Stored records

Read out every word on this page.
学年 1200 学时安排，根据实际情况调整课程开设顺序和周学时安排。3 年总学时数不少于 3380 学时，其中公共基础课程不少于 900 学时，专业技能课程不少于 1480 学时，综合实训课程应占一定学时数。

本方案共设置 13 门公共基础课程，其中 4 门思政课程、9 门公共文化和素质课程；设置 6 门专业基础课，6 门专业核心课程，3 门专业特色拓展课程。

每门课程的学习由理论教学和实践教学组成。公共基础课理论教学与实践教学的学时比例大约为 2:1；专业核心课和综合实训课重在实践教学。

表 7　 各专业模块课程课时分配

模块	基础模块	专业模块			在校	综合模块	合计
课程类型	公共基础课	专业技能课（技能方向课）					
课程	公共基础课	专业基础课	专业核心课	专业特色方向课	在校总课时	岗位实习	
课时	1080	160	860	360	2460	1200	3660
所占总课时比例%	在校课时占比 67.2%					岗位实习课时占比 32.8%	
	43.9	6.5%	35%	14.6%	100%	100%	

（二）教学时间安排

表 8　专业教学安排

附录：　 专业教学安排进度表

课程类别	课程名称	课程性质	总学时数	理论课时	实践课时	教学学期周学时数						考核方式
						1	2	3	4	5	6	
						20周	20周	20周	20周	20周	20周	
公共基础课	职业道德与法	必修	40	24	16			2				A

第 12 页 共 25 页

◆ **What you will do**
Copy out the full set of records precisely, leaving nothing out.

◆ **The answer**
Read out every word on this page.
学年 1200 学时安排，根据实际情况调整课程开设顺序和周学时安排。3 年总学时数不少于 3380 学时，其中公共基础课程不少于 900 学时，专业技能课程不少于 1480 学时，综合实训课程应占一定学时数。

本方案共设置 13 门公共基础课程，其中 4 门思政课程、9 门公共文化和素质课程；设置 6 门专业基础课，6 门专业核心课程，3 门专业特色拓展课程。

每门课程的学习由理论教学和实践教学组成。公共基础课理论教学与实践教学的学时比例大约为 2:1；专业核心课和综合实训课重在实践教学。

表 7　 各专业模块课程课时分配

模块	基础模块	专业模块			在校	综合模块	合计
课程类型	公共基础课	专业技能课（技能方向课）					
课程	公共基础课	专业基础课	专业核心课	专业特色方向课	在校总课时	岗位实习	
课时	1080	160	860	360	2460	1200	3660
所占总课时比例%	在校课时占比 67.2%					岗位实习课时占比 32.8%	
	43.9	6.5%	35%	14.6%	100%	100%	

（二）教学时间安排

表 8　专业教学安排

附录：　 专业教学安排进度表

课程类别	课程名称	课程性质	总学时数	理论课时	实践课时	教学学期周学时数						考核方式
						1	2	3	4	5	6	
						20周	20周	20周	20周	20周	20周	
公共基础课	职业道德与法	必修	40	24	16			2				A

第 12 页 共 25 页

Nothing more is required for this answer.